Two interview questions

I worked on a few interview questions, but not sure if my following answers are correct. Hope someone can help me with them:) Here they are:

1. If all trains in Grand Central have fewer cars than there are trains in the station, then:
A. All trains must have an odd number of cars.
B. At least two trains must have the same number of cars.
C. Both A and B
D. Neither A nor B

My answer: B.

The solution is following:

Let the number of train in the station be n, and number of cars in train 1,2,...,n is \(x_1, x_2,...,x_n \)(x_i are non-negative integers), respectively. From the given condition, we have: \(x_1+x_2+....+x_n<n\).

Now if all \( x_i>=1\), then \(x_1+x_2+...+x_n>=n\) (contradiction!). So at least one of \(x_i\) must be \(0\). W.L.O.G, assume \(x_1=0\). Thus we have: \(x_2+....+x_n<n\). Consider the case when \(x_2+...+x_{n-1}=n-1\). If none of \(x_j\)(j from \(2\) to n-1)\(=0\), then one of x_j must be equal 2. Assume \(x_3=2\). Then \(x_2+x_4+...+x_{n-1}=n-3\). So either \((x_2,x_4,...,x_{n-1})=(1,1,...,1)\) or one of these remaining numbers is equal to \(0\)(\(=x_1\)). Therefore, in both cases, we all have at least two trains that must have the same number of cars.

2. Let's roll the die. If the outcome is 1, 2, or 3, we stop; otherwise, if it is 4, 5, or 6, a corresponding number of dice are rolled. For example, if the first roll gives 5, then we roll 5 dice, and so on. This procedure continues for every rolled dice whose outcome is 4, 5, or 6. Let N denote the N-th round of rolls. What is the total expected value at the end of the N-th
round of rolls

A. \((11/3)*((5/2)^N+1)\)

Raw records:
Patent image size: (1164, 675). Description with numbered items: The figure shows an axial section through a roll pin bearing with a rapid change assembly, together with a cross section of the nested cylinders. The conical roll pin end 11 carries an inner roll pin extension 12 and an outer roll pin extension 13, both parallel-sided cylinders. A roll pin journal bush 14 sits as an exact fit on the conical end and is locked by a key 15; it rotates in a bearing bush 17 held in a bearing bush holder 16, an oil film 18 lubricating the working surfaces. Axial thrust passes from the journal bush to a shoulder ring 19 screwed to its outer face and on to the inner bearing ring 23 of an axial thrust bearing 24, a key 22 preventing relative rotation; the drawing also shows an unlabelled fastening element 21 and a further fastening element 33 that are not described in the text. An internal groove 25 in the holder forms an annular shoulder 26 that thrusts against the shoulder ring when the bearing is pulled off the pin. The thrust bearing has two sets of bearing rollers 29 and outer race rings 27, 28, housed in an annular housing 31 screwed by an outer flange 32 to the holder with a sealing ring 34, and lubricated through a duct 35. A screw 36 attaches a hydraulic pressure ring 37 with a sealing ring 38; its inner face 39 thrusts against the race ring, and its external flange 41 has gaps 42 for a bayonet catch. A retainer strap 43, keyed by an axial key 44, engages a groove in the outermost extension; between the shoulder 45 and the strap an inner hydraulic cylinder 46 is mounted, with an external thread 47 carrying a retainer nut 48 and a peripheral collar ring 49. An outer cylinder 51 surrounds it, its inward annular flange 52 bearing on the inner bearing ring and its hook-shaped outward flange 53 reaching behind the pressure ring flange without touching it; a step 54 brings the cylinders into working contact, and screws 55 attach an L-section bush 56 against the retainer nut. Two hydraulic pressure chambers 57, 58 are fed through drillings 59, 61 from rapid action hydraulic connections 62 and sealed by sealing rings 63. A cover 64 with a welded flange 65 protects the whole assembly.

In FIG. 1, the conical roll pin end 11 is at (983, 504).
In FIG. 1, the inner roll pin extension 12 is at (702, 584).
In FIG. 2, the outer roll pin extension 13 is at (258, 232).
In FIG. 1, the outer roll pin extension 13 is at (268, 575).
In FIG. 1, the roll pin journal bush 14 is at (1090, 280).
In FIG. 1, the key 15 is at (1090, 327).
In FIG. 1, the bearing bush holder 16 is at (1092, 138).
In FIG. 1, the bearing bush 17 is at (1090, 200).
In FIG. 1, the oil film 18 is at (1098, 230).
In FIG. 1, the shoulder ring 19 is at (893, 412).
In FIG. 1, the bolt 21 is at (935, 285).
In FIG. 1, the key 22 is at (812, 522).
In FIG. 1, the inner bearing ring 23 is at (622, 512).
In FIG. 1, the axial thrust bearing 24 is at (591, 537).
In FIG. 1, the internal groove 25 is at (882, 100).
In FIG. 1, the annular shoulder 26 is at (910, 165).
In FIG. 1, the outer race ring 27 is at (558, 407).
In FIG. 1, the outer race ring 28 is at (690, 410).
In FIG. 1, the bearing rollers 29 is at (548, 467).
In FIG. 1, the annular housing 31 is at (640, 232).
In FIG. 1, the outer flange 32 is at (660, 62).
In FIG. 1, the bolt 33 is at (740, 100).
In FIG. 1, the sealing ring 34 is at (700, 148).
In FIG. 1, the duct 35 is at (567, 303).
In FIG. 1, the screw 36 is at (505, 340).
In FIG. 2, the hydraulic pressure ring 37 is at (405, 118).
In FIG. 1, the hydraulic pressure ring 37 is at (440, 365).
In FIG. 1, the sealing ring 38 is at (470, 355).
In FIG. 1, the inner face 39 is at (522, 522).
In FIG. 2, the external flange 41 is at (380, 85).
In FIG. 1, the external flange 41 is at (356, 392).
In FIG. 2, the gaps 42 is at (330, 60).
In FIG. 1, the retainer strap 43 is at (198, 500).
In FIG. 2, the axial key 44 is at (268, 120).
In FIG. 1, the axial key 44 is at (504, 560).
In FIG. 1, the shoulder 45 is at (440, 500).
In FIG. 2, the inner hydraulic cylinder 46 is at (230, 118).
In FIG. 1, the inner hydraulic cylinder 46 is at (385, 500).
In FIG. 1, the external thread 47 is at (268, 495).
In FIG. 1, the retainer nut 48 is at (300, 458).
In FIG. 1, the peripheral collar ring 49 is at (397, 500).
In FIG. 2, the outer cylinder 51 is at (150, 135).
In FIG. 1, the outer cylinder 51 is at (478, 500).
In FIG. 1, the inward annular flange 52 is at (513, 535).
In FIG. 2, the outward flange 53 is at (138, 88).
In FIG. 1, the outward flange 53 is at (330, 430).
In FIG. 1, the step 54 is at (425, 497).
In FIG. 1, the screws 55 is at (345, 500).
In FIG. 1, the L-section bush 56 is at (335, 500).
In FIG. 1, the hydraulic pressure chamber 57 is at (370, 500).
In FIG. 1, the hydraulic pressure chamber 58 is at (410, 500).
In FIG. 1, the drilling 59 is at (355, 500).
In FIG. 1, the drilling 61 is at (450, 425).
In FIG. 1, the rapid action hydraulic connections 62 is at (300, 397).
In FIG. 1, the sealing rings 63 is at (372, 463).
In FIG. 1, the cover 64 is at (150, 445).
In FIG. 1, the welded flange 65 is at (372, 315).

Work instructions:
1 – In the interview questions post, what happens when a roll comes up 1, 2, or 3?
2 – Copy the interview questions post from "My answer: B." through "we have: \(x_1+x_2+....+x_n<n\).", swapping "non-negative integers" for "whole numbers".

Task responses:
1 – The rolling stops.

2 –
My answer: B.

The solution is following:

Let the number of train in the station be n, and number of cars in train 1,2,...,n is \(x_1, x_2,...,x_n \)(x_i are whole numbers), respectively. From the given condition, we have: \(x_1+x_2+....+x_n<n\).